**** GIVEN DATA
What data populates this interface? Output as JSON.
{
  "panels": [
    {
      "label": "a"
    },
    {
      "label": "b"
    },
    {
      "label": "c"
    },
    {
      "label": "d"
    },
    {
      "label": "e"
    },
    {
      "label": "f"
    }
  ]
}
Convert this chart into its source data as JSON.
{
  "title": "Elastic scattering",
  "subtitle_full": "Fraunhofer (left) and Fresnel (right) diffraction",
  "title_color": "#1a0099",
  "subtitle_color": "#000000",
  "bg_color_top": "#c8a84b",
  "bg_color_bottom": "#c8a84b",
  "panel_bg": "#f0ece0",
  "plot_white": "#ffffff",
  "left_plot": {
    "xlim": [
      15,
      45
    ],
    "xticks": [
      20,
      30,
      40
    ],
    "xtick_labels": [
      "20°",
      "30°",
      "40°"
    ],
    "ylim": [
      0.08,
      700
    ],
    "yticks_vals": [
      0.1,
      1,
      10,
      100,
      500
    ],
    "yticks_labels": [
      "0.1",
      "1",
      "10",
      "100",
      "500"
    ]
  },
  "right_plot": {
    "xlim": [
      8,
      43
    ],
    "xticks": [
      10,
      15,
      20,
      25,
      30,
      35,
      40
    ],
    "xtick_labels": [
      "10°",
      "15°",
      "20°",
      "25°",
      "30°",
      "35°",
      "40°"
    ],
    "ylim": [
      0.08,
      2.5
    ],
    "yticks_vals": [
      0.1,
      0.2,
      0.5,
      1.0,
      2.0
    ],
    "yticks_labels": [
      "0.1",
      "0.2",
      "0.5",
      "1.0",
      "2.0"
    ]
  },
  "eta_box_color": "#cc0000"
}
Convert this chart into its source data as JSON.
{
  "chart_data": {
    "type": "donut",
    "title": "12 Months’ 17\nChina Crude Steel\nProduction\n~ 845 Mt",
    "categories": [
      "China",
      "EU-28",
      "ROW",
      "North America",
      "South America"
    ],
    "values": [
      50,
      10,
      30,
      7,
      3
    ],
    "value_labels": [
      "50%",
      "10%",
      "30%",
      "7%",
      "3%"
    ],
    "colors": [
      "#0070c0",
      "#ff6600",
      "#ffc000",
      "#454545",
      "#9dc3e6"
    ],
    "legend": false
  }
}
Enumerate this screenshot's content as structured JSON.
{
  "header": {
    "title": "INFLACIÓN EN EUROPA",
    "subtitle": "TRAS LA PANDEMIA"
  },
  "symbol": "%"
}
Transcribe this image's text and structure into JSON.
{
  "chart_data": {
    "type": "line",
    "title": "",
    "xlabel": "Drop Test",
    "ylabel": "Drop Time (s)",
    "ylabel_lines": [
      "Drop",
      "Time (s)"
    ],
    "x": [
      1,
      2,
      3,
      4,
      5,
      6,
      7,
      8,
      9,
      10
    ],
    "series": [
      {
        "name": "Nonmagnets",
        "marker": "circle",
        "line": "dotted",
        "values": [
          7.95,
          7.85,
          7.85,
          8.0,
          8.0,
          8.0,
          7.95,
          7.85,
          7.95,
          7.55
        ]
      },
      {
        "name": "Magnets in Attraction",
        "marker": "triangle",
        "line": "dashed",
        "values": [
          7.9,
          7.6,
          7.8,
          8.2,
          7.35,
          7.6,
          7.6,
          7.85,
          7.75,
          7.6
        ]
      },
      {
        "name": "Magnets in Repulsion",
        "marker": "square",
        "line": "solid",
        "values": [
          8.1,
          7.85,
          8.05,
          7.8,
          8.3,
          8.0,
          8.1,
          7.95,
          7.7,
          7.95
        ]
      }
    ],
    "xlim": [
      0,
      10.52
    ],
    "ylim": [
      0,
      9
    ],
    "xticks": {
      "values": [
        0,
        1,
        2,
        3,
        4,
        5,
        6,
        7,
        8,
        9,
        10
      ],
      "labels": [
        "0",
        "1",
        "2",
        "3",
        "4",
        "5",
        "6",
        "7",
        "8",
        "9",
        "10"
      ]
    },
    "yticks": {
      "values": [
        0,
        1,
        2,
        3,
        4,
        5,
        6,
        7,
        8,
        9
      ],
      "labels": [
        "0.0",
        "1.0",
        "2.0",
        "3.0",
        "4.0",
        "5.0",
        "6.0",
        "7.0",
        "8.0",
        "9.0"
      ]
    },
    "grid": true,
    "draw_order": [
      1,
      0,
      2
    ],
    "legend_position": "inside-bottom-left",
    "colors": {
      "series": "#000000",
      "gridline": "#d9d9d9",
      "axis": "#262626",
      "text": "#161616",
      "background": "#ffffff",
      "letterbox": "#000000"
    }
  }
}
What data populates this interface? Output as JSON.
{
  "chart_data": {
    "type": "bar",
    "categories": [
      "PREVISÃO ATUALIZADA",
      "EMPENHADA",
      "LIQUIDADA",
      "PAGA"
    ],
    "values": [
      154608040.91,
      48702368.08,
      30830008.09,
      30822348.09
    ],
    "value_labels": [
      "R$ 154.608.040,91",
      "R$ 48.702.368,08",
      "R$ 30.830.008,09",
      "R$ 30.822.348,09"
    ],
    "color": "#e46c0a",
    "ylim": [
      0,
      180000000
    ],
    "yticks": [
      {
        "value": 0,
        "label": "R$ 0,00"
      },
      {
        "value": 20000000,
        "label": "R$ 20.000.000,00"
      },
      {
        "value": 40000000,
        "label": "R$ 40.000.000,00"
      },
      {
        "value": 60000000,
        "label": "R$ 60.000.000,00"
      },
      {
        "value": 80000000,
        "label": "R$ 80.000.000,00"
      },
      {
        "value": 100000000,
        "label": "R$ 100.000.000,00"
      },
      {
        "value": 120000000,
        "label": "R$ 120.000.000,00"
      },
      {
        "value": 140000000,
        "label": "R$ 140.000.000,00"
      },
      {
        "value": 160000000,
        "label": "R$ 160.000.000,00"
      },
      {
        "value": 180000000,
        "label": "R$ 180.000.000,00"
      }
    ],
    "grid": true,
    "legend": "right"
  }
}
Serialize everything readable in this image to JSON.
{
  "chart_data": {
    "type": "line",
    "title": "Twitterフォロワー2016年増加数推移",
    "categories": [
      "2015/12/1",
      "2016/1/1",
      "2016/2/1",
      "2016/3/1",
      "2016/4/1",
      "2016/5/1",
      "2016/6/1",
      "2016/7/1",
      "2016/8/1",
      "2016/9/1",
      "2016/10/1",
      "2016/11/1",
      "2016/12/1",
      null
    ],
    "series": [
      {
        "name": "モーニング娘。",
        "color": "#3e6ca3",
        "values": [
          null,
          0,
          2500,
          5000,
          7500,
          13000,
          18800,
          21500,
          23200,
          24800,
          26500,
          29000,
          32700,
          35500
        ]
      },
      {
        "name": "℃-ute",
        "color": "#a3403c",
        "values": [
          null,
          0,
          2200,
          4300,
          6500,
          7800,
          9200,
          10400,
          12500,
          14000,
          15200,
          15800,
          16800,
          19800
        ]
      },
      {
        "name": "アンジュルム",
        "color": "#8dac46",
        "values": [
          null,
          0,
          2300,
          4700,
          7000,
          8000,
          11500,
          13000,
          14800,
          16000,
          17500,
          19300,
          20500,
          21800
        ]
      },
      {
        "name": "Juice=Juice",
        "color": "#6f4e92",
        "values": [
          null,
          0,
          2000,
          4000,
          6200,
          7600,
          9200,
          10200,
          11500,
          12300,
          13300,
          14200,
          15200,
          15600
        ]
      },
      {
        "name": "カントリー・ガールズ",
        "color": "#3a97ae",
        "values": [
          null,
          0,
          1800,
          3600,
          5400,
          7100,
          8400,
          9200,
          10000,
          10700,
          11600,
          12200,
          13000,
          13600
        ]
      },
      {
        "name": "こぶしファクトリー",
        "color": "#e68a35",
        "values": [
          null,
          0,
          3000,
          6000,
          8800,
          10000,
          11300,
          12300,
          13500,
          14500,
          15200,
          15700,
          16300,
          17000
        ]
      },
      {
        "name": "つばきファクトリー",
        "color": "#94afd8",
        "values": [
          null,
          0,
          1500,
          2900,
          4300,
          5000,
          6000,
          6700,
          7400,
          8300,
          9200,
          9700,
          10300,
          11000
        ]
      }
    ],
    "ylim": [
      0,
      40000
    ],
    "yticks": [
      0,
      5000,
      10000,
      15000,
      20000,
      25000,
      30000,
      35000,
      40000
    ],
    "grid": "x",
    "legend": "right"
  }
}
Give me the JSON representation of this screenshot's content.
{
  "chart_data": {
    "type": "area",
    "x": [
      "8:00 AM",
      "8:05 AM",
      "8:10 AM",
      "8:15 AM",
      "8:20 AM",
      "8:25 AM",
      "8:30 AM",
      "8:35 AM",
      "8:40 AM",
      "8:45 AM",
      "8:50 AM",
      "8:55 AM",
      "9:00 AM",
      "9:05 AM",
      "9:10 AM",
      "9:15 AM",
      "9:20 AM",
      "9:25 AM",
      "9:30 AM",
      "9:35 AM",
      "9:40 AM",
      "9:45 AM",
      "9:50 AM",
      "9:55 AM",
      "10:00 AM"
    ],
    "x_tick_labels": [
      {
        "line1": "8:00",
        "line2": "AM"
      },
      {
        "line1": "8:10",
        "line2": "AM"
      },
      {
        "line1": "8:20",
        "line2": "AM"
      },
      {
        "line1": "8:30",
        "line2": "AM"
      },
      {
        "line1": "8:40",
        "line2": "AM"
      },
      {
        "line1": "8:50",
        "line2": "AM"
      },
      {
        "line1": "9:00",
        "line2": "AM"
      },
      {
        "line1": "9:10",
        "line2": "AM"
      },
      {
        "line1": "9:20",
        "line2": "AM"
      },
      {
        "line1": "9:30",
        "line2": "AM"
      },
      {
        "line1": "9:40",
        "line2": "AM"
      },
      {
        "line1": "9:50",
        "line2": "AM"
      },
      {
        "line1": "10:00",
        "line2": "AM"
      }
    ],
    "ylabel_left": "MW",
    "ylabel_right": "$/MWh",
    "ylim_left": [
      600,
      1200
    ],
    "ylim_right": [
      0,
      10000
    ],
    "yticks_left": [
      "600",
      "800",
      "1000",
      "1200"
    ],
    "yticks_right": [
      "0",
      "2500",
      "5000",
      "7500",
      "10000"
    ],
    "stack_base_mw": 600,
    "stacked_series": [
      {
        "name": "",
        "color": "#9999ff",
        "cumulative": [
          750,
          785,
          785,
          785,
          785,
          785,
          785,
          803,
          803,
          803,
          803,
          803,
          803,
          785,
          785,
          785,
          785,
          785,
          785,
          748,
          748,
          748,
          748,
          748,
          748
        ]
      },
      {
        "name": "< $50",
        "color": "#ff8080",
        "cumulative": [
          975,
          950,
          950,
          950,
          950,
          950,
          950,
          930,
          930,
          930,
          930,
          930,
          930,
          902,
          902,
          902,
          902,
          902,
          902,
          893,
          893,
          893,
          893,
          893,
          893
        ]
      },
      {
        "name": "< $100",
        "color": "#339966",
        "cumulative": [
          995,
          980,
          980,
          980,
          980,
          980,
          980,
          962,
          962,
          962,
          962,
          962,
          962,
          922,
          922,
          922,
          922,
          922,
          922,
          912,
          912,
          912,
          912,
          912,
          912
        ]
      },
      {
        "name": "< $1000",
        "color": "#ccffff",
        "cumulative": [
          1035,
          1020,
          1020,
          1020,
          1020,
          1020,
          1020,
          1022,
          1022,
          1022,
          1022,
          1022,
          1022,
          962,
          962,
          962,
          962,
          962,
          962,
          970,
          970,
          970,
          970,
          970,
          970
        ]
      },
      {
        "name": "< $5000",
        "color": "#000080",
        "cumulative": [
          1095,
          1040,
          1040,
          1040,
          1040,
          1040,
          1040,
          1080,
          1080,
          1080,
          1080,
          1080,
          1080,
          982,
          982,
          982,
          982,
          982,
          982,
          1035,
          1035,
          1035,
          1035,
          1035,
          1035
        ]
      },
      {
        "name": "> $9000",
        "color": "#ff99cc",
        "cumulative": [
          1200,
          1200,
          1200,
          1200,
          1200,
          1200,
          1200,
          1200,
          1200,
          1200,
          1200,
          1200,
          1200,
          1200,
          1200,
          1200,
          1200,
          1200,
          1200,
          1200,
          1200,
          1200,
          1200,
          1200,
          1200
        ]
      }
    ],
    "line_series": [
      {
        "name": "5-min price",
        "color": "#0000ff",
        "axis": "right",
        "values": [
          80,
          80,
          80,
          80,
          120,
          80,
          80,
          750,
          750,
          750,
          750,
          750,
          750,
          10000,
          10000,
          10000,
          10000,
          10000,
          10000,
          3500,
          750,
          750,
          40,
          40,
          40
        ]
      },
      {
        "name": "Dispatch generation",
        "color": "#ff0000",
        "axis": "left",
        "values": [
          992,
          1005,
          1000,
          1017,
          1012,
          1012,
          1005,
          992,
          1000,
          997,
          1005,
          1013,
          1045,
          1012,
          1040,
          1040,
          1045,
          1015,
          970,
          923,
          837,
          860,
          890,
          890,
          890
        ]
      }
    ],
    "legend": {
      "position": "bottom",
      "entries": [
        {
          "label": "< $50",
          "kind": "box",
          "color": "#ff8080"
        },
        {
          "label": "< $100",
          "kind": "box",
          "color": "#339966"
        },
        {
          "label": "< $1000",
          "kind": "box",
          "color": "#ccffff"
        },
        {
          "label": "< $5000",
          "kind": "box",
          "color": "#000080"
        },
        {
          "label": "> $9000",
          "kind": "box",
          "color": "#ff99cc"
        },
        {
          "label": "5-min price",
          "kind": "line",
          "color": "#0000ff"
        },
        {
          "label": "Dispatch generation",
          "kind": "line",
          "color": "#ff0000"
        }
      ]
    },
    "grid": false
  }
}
********
(EXERCISE): Gather up every line in the data above that contains the word "Drop", copying each one.

(EXPECTED ANSWER):
    "xlabel": "Drop Test",
    "ylabel": "Drop Time (s)",
      "Drop",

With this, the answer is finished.